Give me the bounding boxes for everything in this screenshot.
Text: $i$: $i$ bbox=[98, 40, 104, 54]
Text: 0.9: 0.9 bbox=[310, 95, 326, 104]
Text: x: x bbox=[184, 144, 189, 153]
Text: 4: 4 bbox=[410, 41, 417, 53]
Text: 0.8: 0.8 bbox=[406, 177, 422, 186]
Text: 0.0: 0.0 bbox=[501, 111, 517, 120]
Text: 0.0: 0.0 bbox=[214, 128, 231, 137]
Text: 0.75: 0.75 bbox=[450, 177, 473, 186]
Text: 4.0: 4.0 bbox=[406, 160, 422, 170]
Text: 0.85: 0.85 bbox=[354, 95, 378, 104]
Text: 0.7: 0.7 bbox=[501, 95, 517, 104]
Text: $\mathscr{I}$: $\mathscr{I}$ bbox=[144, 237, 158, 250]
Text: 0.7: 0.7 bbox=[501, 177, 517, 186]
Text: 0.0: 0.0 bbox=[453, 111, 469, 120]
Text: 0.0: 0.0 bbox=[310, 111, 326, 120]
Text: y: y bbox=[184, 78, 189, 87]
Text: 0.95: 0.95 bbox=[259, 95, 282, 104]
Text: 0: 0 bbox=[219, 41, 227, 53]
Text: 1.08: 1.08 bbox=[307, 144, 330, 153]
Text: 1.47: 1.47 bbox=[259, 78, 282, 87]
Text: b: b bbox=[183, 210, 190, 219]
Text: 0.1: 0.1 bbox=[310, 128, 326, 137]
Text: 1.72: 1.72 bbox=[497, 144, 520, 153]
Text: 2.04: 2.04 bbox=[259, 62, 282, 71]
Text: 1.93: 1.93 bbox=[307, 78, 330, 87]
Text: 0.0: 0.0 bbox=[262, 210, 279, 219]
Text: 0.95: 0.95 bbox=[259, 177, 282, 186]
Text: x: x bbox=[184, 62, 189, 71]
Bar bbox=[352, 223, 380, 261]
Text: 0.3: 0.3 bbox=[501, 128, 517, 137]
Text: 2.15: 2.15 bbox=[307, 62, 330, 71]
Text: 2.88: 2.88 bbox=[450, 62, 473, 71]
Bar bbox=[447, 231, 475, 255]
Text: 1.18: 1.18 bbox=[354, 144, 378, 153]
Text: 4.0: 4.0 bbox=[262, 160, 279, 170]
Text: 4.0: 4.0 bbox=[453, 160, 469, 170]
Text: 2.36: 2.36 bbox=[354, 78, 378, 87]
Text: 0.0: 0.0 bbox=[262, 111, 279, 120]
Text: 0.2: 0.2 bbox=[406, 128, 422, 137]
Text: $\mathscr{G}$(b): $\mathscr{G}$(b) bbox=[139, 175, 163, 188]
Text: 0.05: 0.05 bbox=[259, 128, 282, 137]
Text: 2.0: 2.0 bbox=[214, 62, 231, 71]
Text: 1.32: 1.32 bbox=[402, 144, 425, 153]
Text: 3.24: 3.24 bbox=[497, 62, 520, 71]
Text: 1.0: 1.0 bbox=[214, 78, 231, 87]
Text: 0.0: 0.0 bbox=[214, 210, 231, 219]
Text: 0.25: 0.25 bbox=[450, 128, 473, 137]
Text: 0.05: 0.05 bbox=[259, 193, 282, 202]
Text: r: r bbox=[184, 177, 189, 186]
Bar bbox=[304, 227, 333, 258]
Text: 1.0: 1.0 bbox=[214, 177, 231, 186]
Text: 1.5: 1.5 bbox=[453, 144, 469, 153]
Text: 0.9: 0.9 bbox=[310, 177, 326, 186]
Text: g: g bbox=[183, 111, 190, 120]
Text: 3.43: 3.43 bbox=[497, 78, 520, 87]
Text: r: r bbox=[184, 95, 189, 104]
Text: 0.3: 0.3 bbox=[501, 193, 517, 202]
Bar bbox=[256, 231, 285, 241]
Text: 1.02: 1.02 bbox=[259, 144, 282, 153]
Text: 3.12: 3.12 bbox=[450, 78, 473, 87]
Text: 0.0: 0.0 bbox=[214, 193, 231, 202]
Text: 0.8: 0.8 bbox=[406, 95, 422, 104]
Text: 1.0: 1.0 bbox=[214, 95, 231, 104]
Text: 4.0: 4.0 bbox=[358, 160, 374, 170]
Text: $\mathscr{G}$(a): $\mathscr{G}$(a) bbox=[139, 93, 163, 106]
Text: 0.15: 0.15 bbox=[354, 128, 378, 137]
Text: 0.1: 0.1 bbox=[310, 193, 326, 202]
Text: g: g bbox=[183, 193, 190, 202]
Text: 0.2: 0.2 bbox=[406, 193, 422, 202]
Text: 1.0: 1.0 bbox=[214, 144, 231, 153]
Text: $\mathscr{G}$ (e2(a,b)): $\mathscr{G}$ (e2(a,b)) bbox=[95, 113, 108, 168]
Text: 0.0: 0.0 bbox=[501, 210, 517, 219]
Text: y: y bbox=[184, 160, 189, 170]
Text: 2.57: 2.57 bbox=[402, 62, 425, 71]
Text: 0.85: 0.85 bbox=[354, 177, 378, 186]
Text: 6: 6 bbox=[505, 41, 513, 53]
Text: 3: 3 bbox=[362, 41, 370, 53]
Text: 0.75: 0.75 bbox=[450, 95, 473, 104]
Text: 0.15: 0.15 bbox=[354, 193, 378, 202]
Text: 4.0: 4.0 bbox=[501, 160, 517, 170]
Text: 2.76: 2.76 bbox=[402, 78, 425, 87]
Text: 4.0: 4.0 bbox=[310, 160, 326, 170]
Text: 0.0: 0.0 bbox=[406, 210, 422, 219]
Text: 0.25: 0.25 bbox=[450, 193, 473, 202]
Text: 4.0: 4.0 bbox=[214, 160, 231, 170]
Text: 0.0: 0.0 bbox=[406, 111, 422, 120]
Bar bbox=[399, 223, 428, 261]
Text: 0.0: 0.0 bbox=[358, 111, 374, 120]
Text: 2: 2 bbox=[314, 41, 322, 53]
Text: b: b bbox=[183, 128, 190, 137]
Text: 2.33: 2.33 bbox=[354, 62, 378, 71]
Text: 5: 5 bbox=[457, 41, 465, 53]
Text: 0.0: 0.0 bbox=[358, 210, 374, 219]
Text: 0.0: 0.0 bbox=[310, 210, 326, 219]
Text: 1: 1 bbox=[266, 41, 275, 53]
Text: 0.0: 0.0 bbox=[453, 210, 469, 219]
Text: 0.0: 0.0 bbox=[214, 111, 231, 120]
☆ ☆ ☆ ☆ ☆
> [WORK TO DO] Could you write out every line of the material above, keeping each one character for character?

> [FINISHED TASK]
Give me the bounding boxes for everything in this screenshot.
Text: $i$: $i$ bbox=[98, 40, 104, 54]
Text: 0.9: 0.9 bbox=[310, 95, 326, 104]
Text: x: x bbox=[184, 144, 189, 153]
Text: 4: 4 bbox=[410, 41, 417, 53]
Text: 0.8: 0.8 bbox=[406, 177, 422, 186]
Text: 0.0: 0.0 bbox=[501, 111, 517, 120]
Text: 0.0: 0.0 bbox=[214, 128, 231, 137]
Text: 0.75: 0.75 bbox=[450, 177, 473, 186]
Text: 4.0: 4.0 bbox=[406, 160, 422, 170]
Text: 0.85: 0.85 bbox=[354, 95, 378, 104]
Text: 0.7: 0.7 bbox=[501, 95, 517, 104]
Text: $\mathscr{I}$: $\mathscr{I}$ bbox=[144, 237, 158, 250]
Text: 0.7: 0.7 bbox=[501, 177, 517, 186]
Text: 0.0: 0.0 bbox=[453, 111, 469, 120]
Text: 0.0: 0.0 bbox=[310, 111, 326, 120]
Text: y: y bbox=[184, 78, 189, 87]
Text: 0.95: 0.95 bbox=[259, 95, 282, 104]
Text: 0: 0 bbox=[219, 41, 227, 53]
Text: 1.08: 1.08 bbox=[307, 144, 330, 153]
Text: 1.47: 1.47 bbox=[259, 78, 282, 87]
Text: b: b bbox=[183, 210, 190, 219]
Text: 0.1: 0.1 bbox=[310, 128, 326, 137]
Text: 1.72: 1.72 bbox=[497, 144, 520, 153]
Text: 2.04: 2.04 bbox=[259, 62, 282, 71]
Text: 1.93: 1.93 bbox=[307, 78, 330, 87]
Text: 0.0: 0.0 bbox=[262, 210, 279, 219]
Text: 0.95: 0.95 bbox=[259, 177, 282, 186]
Text: x: x bbox=[184, 62, 189, 71]
Bar bbox=[352, 223, 380, 261]
Text: 0.3: 0.3 bbox=[501, 128, 517, 137]
Text: 2.15: 2.15 bbox=[307, 62, 330, 71]
Text: 2.88: 2.88 bbox=[450, 62, 473, 71]
Bar bbox=[447, 231, 475, 255]
Text: 1.18: 1.18 bbox=[354, 144, 378, 153]
Text: 4.0: 4.0 bbox=[262, 160, 279, 170]
Text: 4.0: 4.0 bbox=[453, 160, 469, 170]
Text: 2.36: 2.36 bbox=[354, 78, 378, 87]
Text: 0.0: 0.0 bbox=[262, 111, 279, 120]
Text: 0.2: 0.2 bbox=[406, 128, 422, 137]
Text: $\mathscr{G}$(b): $\mathscr{G}$(b) bbox=[139, 175, 163, 188]
Text: 0.05: 0.05 bbox=[259, 128, 282, 137]
Text: 2.0: 2.0 bbox=[214, 62, 231, 71]
Text: 1.32: 1.32 bbox=[402, 144, 425, 153]
Text: 3.24: 3.24 bbox=[497, 62, 520, 71]
Text: 1.0: 1.0 bbox=[214, 78, 231, 87]
Text: 0.0: 0.0 bbox=[214, 210, 231, 219]
Text: 0.25: 0.25 bbox=[450, 128, 473, 137]
Text: 0.05: 0.05 bbox=[259, 193, 282, 202]
Text: r: r bbox=[184, 177, 189, 186]
Bar bbox=[304, 227, 333, 258]
Text: 1.0: 1.0 bbox=[214, 177, 231, 186]
Text: 1.5: 1.5 bbox=[453, 144, 469, 153]
Text: 0.9: 0.9 bbox=[310, 177, 326, 186]
Text: g: g bbox=[183, 111, 190, 120]
Text: 3.43: 3.43 bbox=[497, 78, 520, 87]
Text: r: r bbox=[184, 95, 189, 104]
Text: 0.3: 0.3 bbox=[501, 193, 517, 202]
Bar bbox=[256, 231, 285, 241]
Text: 1.02: 1.02 bbox=[259, 144, 282, 153]
Text: 3.12: 3.12 bbox=[450, 78, 473, 87]
Text: 0.0: 0.0 bbox=[214, 193, 231, 202]
Text: 0.8: 0.8 bbox=[406, 95, 422, 104]
Text: 1.0: 1.0 bbox=[214, 95, 231, 104]
Text: 4.0: 4.0 bbox=[358, 160, 374, 170]
Text: $\mathscr{G}$(a): $\mathscr{G}$(a) bbox=[139, 93, 163, 106]
Text: 0.15: 0.15 bbox=[354, 128, 378, 137]
Text: 0.1: 0.1 bbox=[310, 193, 326, 202]
Text: g: g bbox=[183, 193, 190, 202]
Text: 0.2: 0.2 bbox=[406, 193, 422, 202]
Text: 1.0: 1.0 bbox=[214, 144, 231, 153]
Text: $\mathscr{G}$ (e2(a,b)): $\mathscr{G}$ (e2(a,b)) bbox=[95, 113, 108, 168]
Text: 0.0: 0.0 bbox=[501, 210, 517, 219]
Text: y: y bbox=[184, 160, 189, 170]
Text: 2.57: 2.57 bbox=[402, 62, 425, 71]
Text: 0.85: 0.85 bbox=[354, 177, 378, 186]
Text: 6: 6 bbox=[505, 41, 513, 53]
Text: 3: 3 bbox=[362, 41, 370, 53]
Text: 0.75: 0.75 bbox=[450, 95, 473, 104]
Text: 0.15: 0.15 bbox=[354, 193, 378, 202]
Text: 4.0: 4.0 bbox=[501, 160, 517, 170]
Text: 2.76: 2.76 bbox=[402, 78, 425, 87]
Text: 4.0: 4.0 bbox=[310, 160, 326, 170]
Text: 0.0: 0.0 bbox=[406, 210, 422, 219]
Text: 0.25: 0.25 bbox=[450, 193, 473, 202]
Text: 4.0: 4.0 bbox=[214, 160, 231, 170]
Text: 0.0: 0.0 bbox=[406, 111, 422, 120]
Bar bbox=[399, 223, 428, 261]
Text: 0.0: 0.0 bbox=[358, 111, 374, 120]
Text: 2: 2 bbox=[314, 41, 322, 53]
Text: b: b bbox=[183, 128, 190, 137]
Text: 2.33: 2.33 bbox=[354, 62, 378, 71]
Text: 5: 5 bbox=[457, 41, 465, 53]
Text: 0.0: 0.0 bbox=[358, 210, 374, 219]
Text: 0.0: 0.0 bbox=[310, 210, 326, 219]
Text: 1: 1 bbox=[266, 41, 275, 53]
Text: 0.0: 0.0 bbox=[453, 210, 469, 219]
Text: 0.0: 0.0 bbox=[214, 111, 231, 120]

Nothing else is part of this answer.